━━━━━ Dataset content
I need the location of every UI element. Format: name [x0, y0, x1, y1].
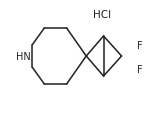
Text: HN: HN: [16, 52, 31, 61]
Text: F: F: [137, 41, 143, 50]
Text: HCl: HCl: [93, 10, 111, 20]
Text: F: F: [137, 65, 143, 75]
━━━━━━━━━━
━━━━━ Dataset content
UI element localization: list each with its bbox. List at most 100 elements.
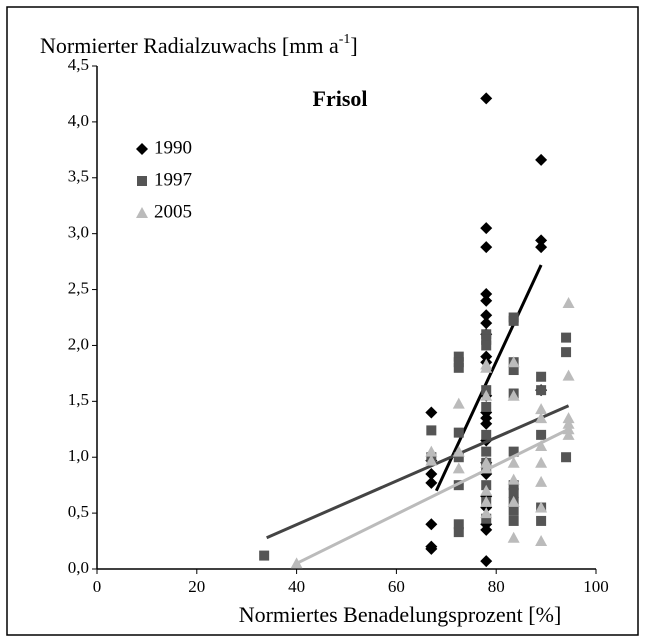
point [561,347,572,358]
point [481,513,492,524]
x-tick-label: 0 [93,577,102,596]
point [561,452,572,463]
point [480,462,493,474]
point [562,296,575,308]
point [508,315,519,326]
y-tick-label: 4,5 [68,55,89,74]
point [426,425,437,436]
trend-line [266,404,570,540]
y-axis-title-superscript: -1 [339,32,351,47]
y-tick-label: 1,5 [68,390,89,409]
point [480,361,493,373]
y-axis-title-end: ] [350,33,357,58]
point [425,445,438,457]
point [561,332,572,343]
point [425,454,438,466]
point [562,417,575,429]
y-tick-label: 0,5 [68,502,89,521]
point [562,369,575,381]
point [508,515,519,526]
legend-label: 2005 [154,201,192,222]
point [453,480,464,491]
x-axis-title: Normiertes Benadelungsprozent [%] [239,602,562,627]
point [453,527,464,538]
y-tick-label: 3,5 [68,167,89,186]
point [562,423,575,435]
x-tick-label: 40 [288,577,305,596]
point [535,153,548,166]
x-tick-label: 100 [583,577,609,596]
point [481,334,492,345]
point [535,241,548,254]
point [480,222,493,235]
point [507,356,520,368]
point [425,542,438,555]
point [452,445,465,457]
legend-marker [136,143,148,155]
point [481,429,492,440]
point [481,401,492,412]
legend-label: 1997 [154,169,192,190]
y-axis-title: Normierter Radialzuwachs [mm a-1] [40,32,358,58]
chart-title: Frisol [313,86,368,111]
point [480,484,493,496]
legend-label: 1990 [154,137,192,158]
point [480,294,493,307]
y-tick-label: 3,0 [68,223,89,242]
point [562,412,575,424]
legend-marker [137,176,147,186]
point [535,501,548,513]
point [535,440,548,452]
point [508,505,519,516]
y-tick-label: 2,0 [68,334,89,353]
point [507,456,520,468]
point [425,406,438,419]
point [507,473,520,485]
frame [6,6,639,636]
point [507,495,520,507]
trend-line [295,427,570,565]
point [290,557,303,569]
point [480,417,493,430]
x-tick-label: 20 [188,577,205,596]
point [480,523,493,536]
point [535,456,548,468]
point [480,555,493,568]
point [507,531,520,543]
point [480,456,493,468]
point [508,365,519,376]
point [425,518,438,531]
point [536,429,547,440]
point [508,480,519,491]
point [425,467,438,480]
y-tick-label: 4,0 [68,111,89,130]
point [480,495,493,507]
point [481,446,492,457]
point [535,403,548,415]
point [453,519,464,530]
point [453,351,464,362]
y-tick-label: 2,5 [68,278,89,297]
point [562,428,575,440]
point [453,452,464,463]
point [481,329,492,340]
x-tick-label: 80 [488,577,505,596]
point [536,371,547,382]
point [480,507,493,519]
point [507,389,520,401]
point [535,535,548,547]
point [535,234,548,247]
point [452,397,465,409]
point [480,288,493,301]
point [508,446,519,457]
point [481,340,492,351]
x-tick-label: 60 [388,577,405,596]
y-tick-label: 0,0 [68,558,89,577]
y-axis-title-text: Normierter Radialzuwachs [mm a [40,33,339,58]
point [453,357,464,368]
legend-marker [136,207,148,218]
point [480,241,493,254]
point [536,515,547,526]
━━━━━━━━━━
Exercise instructions: Please write out the records starting at the line that contains "I need the location" and ending at the line that contains "Text: F: F: [137, 65, 143, 75]", including both of those lines. Leave the pictures out of your copy.

Worked answer:
I need the location of every UI element. Format: name [x0, y0, x1, y1].
Text: HN: HN: [16, 52, 31, 61]
Text: F: F: [137, 41, 143, 50]
Text: HCl: HCl: [93, 10, 111, 20]
Text: F: F: [137, 65, 143, 75]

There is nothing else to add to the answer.